■ **Input material**:
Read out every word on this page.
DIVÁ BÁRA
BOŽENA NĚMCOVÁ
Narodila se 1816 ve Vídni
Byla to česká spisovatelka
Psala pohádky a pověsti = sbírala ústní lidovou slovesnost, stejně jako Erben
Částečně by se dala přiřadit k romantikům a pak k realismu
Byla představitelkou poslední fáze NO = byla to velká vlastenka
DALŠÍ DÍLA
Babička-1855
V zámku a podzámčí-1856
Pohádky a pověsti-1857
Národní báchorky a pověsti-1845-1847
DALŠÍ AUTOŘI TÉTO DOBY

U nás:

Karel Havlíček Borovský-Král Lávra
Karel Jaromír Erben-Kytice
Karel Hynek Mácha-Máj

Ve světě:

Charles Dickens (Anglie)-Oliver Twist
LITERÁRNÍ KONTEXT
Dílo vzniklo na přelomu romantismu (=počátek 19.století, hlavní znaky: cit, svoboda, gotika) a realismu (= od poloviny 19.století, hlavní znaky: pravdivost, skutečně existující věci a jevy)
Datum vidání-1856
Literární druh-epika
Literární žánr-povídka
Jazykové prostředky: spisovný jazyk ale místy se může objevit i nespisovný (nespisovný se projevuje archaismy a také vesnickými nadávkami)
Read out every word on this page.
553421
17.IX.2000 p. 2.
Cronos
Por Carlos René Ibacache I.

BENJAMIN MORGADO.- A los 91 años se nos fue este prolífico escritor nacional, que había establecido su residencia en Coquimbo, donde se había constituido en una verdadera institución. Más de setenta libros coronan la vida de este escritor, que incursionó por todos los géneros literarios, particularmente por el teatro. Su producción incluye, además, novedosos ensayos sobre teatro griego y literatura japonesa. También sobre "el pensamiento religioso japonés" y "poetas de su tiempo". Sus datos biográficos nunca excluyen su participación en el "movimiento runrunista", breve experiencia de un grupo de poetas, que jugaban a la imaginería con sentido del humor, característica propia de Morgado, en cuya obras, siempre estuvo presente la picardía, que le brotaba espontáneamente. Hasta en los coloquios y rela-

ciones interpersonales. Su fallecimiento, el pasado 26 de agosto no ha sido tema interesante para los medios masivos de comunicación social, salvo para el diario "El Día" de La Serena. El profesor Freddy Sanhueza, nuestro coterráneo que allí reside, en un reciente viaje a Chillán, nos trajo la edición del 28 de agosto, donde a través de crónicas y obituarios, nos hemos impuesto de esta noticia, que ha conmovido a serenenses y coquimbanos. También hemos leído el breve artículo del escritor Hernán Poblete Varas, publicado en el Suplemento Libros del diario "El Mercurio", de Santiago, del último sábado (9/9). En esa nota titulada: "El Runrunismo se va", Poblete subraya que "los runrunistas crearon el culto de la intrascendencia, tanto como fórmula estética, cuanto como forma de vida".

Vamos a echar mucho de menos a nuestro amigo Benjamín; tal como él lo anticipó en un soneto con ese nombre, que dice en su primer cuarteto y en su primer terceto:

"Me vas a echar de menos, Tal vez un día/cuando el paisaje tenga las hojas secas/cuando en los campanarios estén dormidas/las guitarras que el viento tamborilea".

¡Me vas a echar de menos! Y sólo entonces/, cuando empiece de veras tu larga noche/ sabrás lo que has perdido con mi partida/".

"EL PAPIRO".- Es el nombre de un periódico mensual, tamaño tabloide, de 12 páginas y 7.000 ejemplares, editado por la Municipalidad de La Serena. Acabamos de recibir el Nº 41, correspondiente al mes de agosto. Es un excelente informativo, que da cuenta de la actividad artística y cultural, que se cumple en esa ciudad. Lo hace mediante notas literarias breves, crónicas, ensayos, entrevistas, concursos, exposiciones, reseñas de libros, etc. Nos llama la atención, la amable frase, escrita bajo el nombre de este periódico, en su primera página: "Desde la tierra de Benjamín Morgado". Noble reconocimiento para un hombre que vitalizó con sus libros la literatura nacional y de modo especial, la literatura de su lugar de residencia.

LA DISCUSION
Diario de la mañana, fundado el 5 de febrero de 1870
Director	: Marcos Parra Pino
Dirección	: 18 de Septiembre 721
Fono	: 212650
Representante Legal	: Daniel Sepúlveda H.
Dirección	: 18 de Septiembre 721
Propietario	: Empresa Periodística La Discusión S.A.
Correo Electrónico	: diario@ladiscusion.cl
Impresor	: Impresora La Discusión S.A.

■ **Given task**: Output all of the data above without any alteration.

■ **Task solution**:
Read out every word on this page.
DIVÁ BÁRA
BOŽENA NĚMCOVÁ
Narodila se 1816 ve Vídni
Byla to česká spisovatelka
Psala pohádky a pověsti = sbírala ústní lidovou slovesnost, stejně jako Erben
Částečně by se dala přiřadit k romantikům a pak k realismu
Byla představitelkou poslední fáze NO = byla to velká vlastenka
DALŠÍ DÍLA
Babička-1855
V zámku a podzámčí-1856
Pohádky a pověsti-1857
Národní báchorky a pověsti-1845-1847
DALŠÍ AUTOŘI TÉTO DOBY

U nás:

Karel Havlíček Borovský-Král Lávra
Karel Jaromír Erben-Kytice
Karel Hynek Mácha-Máj

Ve světě:

Charles Dickens (Anglie)-Oliver Twist
LITERÁRNÍ KONTEXT
Dílo vzniklo na přelomu romantismu (=počátek 19.století, hlavní znaky: cit, svoboda, gotika) a realismu (= od poloviny 19.století, hlavní znaky: pravdivost, skutečně existující věci a jevy)
Datum vidání-1856
Literární druh-epika
Literární žánr-povídka
Jazykové prostředky: spisovný jazyk ale místy se může objevit i nespisovný (nespisovný se projevuje archaismy a také vesnickými nadávkami)
Read out every word on this page.
553421
17.IX.2000 p. 2.
Cronos
Por Carlos René Ibacache I.

BENJAMIN MORGADO.- A los 91 años se nos fue este prolífico escritor nacional, que había establecido su residencia en Coquimbo, donde se había constituido en una verdadera institución. Más de setenta libros coronan la vida de este escritor, que incursionó por todos los géneros literarios, particularmente por el teatro. Su producción incluye, además, novedosos ensayos sobre teatro griego y literatura japonesa. También sobre "el pensamiento religioso japonés" y "poetas de su tiempo". Sus datos biográficos nunca excluyen su participación en el "movimiento runrunista", breve experiencia de un grupo de poetas, que jugaban a la imaginería con sentido del humor, característica propia de Morgado, en cuya obras, siempre estuvo presente la picardía, que le brotaba espontáneamente. Hasta en los coloquios y rela-

ciones interpersonales. Su fallecimiento, el pasado 26 de agosto no ha sido tema interesante para los medios masivos de comunicación social, salvo para el diario "El Día" de La Serena. El profesor Freddy Sanhueza, nuestro coterráneo que allí reside, en un reciente viaje a Chillán, nos trajo la edición del 28 de agosto, donde a través de crónicas y obituarios, nos hemos impuesto de esta noticia, que ha conmovido a serenenses y coquimbanos. También hemos leído el breve artículo del escritor Hernán Poblete Varas, publicado en el Suplemento Libros del diario "El Mercurio", de Santiago, del último sábado (9/9). En esa nota titulada: "El Runrunismo se va", Poblete subraya que "los runrunistas crearon el culto de la intrascendencia, tanto como fórmula estética, cuanto como forma de vida".

Vamos a echar mucho de menos a nuestro amigo Benjamín; tal como él lo anticipó en un soneto con ese nombre, que dice en su primer cuarteto y en su primer terceto:

"Me vas a echar de menos, Tal vez un día/cuando el paisaje tenga las hojas secas/cuando en los campanarios estén dormidas/las guitarras que el viento tamborilea".

¡Me vas a echar de menos! Y sólo entonces/, cuando empiece de veras tu larga noche/ sabrás lo que has perdido con mi partida/".

"EL PAPIRO".- Es el nombre de un periódico mensual, tamaño tabloide, de 12 páginas y 7.000 ejemplares, editado por la Municipalidad de La Serena. Acabamos de recibir el Nº 41, correspondiente al mes de agosto. Es un excelente informativo, que da cuenta de la actividad artística y cultural, que se cumple en esa ciudad. Lo hace mediante notas literarias breves, crónicas, ensayos, entrevistas, concursos, exposiciones, reseñas de libros, etc. Nos llama la atención, la amable frase, escrita bajo el nombre de este periódico, en su primera página: "Desde la tierra de Benjamín Morgado". Noble reconocimiento para un hombre que vitalizó con sus libros la literatura nacional y de modo especial, la literatura de su lugar de residencia.

LA DISCUSION
Diario de la mañana, fundado el 5 de febrero de 1870
Director	: Marcos Parra Pino
Dirección	: 18 de Septiembre 721
Fono	: 212650
Representante Legal	: Daniel Sepúlveda H.
Dirección	: 18 de Septiembre 721
Propietario	: Empresa Periodística La Discusión S.A.
Correo Electrónico	: diario@ladiscusion.cl
Impresor	: Impresora La Discusión S.A.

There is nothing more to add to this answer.